** Objectives **
A: Retype the F-35 concerns piece from "The F-35 Lightning" to "modern fighter aircraft.".
B: List each ordnance load given in the F-35 concerns piece, along with the aircraft or model it belongs to.
C: Carry on the F-35 concerns piece from its last sentence.

** Selected text **
· · ·
YOU TUBE - F-35 Lightning II Concerns

The F-35 Lightning II has its share of concerns, particularly regarding its lack of acceleration, especially in the trans sonic speed range, lack of super cruise capability, prominent radar signature for a stealthy aircraft, lack of maneuverability, due to its width producing drag, plus a high wing loading, small internal payload, necessary when operating in stealth mode, vulnerability to lightning strikes, and from small arms fire if operating as a ground support aircraft. It has been called a flying gas tank that will be unable to defend itself against missiles or modern fighter aircraft.

The vulnerability of stealth design aircraft to detection became readily apparent when one was downed and a second damaged beyond repair by surface to air missiles, when detected by radar over Yugoslavia. Recently China has announced its new radar, said to be able to detect the F-22 Raptor. The effectiveness of the F-35 stealthy design will very much depend on whether the technology of the aircraft stays ahead of its competitors. It may be that the only way to find out is in actual combat when going up against the latest detection systems.

A better designation for the Lockheed F-35 may be A-35 (A for attack). When comparing it to other aircraft, it is somewhat like a supersonic version of the recently retired F-117 bomber with regard to its dated stealth capabilities, lack of trans sonic acceleration and maneuverability. However, that aircraft carried 5,000 lbs. of ordnance vs. 4,000 lbs. for the F-35 A and C models, or 2,000 lbs. for the F-35 B model, when flown under maximum stealth conditions. In comparison, the U.S. produced F-15 Eagle carries some 24,000 lbs. of ordnance.

A major problem of the F-35 is its fuselage width. During the early jet age, engineers found that where an aircraft's fuselage and wings came together produced a large amount of drag at trans sonic and supersonic speeds. With the discovery, manufacturers began designing jet aircraft with narrow fuselages, particularly where it and the wings joined. The principle that calls for narrowing of the fuselages is known as "area rule".

All three Lockheed F-35 models share the same fuselage design. Due to the model B having to accommodate a lift fan, the fuselages had to be made wider, violating the "area rule". The resulting drag effects acceleration, and burns more fuel, lowering the range of the airplane.

The designers of the F-35 have incorporated some "lifting body" design into the aircraft, where the fuselage itself provides lift to make up for the aircraft's small wing area and works to lower drag. However, according to Lockheed's program manager, Tom Burbage, "it is a simple matter of physics" that due to the cross-sectional area of the F-35, the aircraft can not match the performance of the aircraft that it supposed to replace.
· · ·
** Dataset extract **
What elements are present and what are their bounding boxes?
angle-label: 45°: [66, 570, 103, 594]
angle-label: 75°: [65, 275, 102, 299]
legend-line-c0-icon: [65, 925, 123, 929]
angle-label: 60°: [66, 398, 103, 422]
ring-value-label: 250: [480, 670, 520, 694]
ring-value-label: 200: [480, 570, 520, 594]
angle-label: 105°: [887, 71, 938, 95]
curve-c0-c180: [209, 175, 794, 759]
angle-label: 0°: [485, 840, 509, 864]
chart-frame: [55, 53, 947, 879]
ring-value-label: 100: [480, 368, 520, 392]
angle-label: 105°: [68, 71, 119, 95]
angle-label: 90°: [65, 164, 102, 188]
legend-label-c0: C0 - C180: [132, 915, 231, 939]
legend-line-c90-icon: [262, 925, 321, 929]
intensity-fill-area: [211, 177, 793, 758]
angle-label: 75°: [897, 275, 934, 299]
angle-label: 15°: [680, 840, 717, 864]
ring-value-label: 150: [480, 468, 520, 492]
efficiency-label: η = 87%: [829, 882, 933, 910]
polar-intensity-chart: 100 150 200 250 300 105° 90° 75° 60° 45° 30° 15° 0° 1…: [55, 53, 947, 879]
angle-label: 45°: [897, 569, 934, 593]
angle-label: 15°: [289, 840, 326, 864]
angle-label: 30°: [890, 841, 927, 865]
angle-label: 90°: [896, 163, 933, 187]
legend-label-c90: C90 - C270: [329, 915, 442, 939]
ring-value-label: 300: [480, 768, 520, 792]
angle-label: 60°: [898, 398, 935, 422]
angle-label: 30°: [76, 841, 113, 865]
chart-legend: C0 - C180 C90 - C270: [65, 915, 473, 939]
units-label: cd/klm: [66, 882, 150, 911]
· · ·
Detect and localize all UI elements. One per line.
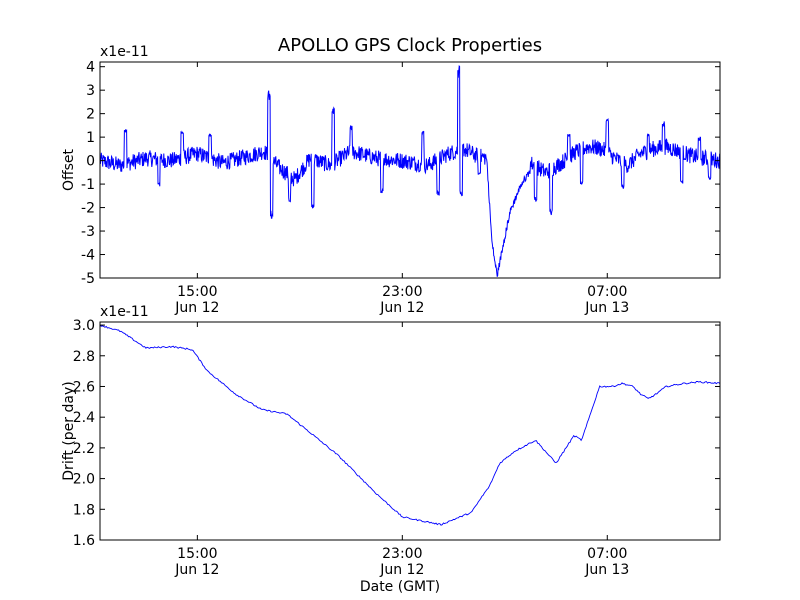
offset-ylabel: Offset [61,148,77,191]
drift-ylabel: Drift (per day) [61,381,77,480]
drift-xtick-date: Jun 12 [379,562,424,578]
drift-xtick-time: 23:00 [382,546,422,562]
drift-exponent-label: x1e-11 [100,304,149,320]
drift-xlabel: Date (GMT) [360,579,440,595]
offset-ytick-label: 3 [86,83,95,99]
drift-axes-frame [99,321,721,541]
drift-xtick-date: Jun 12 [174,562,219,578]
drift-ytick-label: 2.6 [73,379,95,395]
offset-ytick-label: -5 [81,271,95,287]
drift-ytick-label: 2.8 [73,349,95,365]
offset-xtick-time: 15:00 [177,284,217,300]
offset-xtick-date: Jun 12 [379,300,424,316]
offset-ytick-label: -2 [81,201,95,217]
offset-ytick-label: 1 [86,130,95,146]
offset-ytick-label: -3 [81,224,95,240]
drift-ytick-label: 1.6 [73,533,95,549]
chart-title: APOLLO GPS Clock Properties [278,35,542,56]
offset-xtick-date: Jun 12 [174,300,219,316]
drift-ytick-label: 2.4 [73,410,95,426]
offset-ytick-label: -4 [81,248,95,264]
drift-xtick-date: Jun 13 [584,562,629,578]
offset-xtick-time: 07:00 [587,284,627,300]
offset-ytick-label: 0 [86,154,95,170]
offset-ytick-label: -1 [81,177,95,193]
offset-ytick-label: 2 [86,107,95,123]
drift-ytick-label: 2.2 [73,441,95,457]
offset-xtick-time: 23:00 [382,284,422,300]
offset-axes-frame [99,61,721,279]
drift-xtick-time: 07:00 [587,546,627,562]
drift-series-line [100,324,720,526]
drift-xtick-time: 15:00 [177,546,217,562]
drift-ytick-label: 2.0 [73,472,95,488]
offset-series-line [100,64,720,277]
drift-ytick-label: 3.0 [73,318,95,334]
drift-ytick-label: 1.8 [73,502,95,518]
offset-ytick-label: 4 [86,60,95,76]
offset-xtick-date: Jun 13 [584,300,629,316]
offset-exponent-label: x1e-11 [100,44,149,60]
· · ·
** Task answers **
A:
The F-35 Lightning II has its share of concerns, particularly regarding its lack of acceleration, especially in the trans sonic speed range, lack of super cruise capability, prominent radar signature for a stealthy aircraft, lack of maneuverability, due to its width producing drag, plus a high wing loading, small internal payload, necessary when operating in stealth mode, vulnerability to lightning strikes, and from small arms fire if operating as a ground support aircraft. It has been called a flying gas tank that will be unable to defend itself against missiles or modern fighter aircraft.

B:
- F-117: 5,000 lbs.
- F-35 A and C models (under maximum stealth conditions): 4,000 lbs.
- F-35 B model (under maximum stealth conditions): 2,000 lbs.
- F-15 Eagle: some 24,000 lbs.

C:
Due to the space taken by the lift fan, the internal weapons payload must be smaller, and the fuselage can only accommodate a single engine. The fuselage design of the F-35, to accommodate the lift fan, also blocks the pilots view to "check his six".

The U.S. Air Force and the manufacturer say that the sensors of the F-35, plus its cameras, that scan all around the aircraft, can "more than compensate" for the lack of rearward vision. Yet, as of the date of this article, the video images available to pilots lack the resolution of the naked eye.

It was originally intended that, as a cost savings measure, the government would purchase the F-35 before it was flown or tested. It was also intended, as a cost saving measure, that 80 percent of aircraft parts would be the same on all three models. However, the U.S. GAO tells us that all 63 of the first aircraft that were delivered, which the government paid for, were priced at about US$1 billion over budget. Furthermore, none of them are available for combat without major rebuilding.

In February of 2105 the Air Logistics Complex located at Hill AFB in Ogden, Utah, received a pair of F-35B aircraft. They were there for depot-level modifications to bring them to IOC (Initial Operational Capability) as defined by the U.S.M.C. Work performed on both aircraft took a total of 24,000 hours. The actual cost of the work was not reported.

Thousands of lines of code still need to be written and tested before they can fly actual combat missions. This will take more time and cost U.S. taxpayers millions of dollars more. Also, the models only have about 25 percent of their parts in common, and are, in fact, three distinct aircraft.

Recent revelations by the Pentagon show the F-35 slow in acceleration during transonic speed flight tests and experiencing shaking during supersonic maneuvering. It has also been unstable during slow speed maneuvering.